Records from a collection:

━━━

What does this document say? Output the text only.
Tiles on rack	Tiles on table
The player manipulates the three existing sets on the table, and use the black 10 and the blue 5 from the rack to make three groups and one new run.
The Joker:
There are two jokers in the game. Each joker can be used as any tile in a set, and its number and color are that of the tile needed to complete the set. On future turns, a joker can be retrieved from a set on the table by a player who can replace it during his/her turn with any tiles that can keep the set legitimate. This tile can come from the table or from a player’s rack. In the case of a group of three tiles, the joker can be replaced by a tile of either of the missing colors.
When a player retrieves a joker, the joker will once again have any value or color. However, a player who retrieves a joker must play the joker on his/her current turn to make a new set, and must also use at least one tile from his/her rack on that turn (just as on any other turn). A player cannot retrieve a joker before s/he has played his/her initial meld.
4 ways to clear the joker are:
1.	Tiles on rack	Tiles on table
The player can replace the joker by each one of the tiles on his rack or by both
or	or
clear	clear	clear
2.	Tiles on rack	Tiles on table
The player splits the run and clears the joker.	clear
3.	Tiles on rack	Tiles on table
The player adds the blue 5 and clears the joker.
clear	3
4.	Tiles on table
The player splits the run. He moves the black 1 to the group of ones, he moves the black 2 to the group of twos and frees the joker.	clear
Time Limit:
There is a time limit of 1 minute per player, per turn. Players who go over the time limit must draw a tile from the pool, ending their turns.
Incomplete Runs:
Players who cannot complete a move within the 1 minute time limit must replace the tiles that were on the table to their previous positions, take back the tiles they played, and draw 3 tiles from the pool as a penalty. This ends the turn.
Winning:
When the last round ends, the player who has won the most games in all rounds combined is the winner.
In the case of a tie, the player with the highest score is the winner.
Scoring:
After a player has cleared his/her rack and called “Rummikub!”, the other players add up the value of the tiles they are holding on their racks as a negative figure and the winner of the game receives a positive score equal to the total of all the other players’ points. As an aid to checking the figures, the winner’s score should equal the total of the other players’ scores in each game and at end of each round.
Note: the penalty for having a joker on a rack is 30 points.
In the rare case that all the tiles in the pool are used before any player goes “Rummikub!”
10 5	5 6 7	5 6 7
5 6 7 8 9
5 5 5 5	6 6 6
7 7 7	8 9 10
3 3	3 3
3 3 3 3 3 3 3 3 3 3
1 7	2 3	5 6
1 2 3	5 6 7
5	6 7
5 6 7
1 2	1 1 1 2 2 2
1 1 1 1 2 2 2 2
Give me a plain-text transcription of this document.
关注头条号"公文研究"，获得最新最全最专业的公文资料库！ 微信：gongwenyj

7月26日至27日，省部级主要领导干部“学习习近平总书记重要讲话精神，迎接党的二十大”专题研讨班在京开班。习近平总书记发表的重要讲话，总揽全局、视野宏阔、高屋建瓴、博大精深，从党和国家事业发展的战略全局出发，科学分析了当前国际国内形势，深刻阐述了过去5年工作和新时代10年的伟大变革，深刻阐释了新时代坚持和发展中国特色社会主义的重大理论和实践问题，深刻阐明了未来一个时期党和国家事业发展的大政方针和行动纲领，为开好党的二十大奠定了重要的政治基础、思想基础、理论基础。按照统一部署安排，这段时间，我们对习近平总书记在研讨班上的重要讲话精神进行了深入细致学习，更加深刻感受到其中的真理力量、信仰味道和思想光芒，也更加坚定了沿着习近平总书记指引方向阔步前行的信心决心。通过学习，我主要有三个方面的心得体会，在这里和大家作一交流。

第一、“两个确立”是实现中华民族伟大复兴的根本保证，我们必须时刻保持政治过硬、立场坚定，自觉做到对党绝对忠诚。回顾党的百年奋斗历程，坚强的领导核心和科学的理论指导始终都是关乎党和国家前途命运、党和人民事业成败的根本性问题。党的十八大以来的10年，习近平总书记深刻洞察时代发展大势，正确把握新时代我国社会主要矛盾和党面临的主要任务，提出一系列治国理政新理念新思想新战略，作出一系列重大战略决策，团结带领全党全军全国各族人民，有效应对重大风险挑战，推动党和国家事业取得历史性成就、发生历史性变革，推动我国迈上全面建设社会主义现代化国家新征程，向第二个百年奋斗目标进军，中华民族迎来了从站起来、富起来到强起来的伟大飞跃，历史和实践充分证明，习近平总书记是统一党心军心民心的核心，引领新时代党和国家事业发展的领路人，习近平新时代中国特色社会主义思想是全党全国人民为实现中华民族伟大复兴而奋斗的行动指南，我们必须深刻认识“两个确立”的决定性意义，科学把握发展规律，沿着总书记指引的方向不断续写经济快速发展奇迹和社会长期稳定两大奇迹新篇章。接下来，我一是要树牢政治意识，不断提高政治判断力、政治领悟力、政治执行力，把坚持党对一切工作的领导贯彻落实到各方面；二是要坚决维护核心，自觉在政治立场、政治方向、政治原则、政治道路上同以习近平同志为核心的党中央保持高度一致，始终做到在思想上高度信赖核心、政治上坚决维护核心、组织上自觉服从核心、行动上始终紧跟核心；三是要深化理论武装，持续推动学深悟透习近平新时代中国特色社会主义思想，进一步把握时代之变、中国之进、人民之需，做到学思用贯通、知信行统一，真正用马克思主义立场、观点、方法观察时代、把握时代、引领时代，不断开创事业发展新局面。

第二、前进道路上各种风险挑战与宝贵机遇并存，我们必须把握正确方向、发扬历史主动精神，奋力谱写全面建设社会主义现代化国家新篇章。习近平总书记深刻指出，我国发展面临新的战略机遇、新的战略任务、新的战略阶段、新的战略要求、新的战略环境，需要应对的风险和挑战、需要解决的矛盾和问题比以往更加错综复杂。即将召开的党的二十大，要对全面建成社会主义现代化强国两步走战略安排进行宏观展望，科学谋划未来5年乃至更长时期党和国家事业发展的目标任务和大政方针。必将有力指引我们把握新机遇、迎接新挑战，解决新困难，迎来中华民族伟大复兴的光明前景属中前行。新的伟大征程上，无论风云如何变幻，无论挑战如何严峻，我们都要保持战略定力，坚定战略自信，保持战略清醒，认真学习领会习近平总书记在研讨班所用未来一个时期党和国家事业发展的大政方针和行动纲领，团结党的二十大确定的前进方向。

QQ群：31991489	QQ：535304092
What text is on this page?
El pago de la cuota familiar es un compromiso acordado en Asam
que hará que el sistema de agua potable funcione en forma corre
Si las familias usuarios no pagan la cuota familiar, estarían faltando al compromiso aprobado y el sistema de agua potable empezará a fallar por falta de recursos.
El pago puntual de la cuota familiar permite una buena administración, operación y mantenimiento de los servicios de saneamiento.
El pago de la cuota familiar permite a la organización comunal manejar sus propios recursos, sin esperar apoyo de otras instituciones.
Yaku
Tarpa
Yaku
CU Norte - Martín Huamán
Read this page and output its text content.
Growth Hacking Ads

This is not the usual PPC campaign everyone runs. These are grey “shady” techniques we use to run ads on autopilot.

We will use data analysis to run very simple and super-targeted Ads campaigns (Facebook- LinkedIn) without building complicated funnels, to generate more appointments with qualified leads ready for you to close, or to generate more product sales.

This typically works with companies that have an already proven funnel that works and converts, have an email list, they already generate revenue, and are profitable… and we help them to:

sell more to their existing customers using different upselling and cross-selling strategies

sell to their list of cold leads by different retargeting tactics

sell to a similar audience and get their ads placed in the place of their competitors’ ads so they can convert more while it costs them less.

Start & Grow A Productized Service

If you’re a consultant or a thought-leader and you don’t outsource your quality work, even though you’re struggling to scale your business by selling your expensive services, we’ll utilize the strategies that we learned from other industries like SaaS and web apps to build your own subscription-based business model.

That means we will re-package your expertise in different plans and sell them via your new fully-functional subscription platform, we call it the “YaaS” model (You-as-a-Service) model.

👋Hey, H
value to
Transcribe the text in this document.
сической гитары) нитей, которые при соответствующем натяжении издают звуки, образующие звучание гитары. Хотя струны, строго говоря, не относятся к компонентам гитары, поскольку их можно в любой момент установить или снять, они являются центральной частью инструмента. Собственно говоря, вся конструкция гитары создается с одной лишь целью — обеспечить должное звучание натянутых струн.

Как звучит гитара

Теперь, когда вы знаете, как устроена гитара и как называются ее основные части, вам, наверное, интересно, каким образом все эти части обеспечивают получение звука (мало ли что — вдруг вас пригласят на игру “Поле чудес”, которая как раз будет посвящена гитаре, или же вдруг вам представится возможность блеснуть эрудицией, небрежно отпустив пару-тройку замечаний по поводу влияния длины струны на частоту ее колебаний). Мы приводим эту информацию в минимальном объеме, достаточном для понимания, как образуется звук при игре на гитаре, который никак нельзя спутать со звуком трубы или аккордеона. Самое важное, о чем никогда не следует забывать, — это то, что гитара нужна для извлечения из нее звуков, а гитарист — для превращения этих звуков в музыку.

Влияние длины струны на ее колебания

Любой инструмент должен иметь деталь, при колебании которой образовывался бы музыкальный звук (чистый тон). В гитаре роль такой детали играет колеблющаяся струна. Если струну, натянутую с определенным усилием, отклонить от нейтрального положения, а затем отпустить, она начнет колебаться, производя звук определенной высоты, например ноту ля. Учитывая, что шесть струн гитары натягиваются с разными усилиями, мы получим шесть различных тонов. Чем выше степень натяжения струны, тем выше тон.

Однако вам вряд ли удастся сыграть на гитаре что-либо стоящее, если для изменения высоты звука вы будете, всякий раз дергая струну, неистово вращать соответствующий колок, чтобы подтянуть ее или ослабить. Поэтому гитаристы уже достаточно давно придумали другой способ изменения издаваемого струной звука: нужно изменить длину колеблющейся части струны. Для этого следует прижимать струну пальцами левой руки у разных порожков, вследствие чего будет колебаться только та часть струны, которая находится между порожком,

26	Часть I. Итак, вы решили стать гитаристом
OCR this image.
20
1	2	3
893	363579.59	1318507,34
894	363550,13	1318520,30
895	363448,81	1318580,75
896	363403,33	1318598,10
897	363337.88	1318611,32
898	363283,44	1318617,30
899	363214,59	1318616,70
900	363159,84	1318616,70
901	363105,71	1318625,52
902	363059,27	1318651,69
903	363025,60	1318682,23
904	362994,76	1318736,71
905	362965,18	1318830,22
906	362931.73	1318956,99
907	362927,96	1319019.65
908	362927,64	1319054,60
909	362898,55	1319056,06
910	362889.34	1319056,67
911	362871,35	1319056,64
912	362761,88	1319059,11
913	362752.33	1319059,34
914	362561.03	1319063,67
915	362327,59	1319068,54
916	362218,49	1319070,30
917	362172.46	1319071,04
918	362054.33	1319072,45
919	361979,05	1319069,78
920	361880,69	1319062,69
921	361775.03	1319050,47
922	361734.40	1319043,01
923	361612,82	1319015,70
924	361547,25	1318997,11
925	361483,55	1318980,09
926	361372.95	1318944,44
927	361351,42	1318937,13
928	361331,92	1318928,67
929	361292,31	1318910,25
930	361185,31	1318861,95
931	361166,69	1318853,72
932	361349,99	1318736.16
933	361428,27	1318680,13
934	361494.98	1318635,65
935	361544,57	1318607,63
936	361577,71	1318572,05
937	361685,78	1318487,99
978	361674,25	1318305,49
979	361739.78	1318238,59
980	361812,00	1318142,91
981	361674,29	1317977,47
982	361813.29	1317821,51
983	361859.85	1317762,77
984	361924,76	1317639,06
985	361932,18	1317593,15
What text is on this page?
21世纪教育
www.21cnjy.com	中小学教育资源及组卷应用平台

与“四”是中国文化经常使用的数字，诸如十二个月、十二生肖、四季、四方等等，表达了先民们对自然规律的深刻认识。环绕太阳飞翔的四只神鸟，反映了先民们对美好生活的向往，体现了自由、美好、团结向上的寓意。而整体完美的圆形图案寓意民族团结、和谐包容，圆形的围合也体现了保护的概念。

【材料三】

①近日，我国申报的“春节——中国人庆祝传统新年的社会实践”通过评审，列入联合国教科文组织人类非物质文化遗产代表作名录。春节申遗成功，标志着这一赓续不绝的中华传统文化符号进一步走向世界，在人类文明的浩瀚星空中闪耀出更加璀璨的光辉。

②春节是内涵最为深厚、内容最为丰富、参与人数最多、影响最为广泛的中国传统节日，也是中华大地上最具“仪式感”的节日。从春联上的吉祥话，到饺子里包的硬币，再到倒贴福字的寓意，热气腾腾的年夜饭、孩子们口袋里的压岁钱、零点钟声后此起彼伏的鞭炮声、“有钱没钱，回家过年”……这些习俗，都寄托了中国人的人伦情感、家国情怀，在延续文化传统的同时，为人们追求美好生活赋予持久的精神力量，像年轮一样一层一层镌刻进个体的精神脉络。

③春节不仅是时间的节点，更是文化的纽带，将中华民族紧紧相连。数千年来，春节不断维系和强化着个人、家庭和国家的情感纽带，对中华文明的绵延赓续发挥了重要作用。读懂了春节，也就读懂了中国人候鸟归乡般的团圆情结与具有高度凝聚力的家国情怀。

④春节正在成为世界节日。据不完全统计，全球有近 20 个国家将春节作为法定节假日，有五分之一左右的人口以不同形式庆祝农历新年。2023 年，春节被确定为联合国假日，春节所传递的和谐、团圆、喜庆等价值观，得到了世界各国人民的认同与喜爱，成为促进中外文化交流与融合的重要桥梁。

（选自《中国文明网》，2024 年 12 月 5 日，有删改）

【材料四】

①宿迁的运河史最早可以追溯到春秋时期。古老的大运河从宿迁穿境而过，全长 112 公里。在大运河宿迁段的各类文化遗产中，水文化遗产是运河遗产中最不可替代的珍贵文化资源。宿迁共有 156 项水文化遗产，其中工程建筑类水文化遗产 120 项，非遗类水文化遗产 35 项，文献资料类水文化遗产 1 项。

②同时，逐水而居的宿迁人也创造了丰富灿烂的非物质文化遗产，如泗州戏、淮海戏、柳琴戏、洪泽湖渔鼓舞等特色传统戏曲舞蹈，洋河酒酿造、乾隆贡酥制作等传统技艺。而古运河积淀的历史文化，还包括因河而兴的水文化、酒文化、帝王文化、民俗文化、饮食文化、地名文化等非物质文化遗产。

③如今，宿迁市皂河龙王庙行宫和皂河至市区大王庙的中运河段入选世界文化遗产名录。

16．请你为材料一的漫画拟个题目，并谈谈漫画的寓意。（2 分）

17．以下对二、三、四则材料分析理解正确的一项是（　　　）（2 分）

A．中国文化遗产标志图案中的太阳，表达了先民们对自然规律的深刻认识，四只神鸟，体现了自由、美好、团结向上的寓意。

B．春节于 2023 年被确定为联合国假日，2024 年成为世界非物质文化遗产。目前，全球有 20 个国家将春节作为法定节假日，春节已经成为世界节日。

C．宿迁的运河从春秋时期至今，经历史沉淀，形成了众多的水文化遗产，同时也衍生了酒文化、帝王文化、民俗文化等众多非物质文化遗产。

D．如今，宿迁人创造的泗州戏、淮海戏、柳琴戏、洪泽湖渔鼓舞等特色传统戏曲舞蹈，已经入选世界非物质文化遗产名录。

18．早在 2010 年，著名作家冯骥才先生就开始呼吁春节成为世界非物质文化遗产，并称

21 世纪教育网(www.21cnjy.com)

━━━

• EXERCISE DETAILS: Which lines hold the word "your"? Copy all of them.

• RESULT OF THE EXERCISE:
If you’re a consultant or a thought-leader and you don’t outsource your quality work, even though you’re struggling to scale your business by selling your expensive services, we’ll utilize the strategies that we learned from other industries like SaaS and web apps to build your own subscription-based business model.
That means we will re-package your expertise in different plans and sell them via your new fully-functional subscription platform, we call it the “YaaS” model (You-as-a-Service) model.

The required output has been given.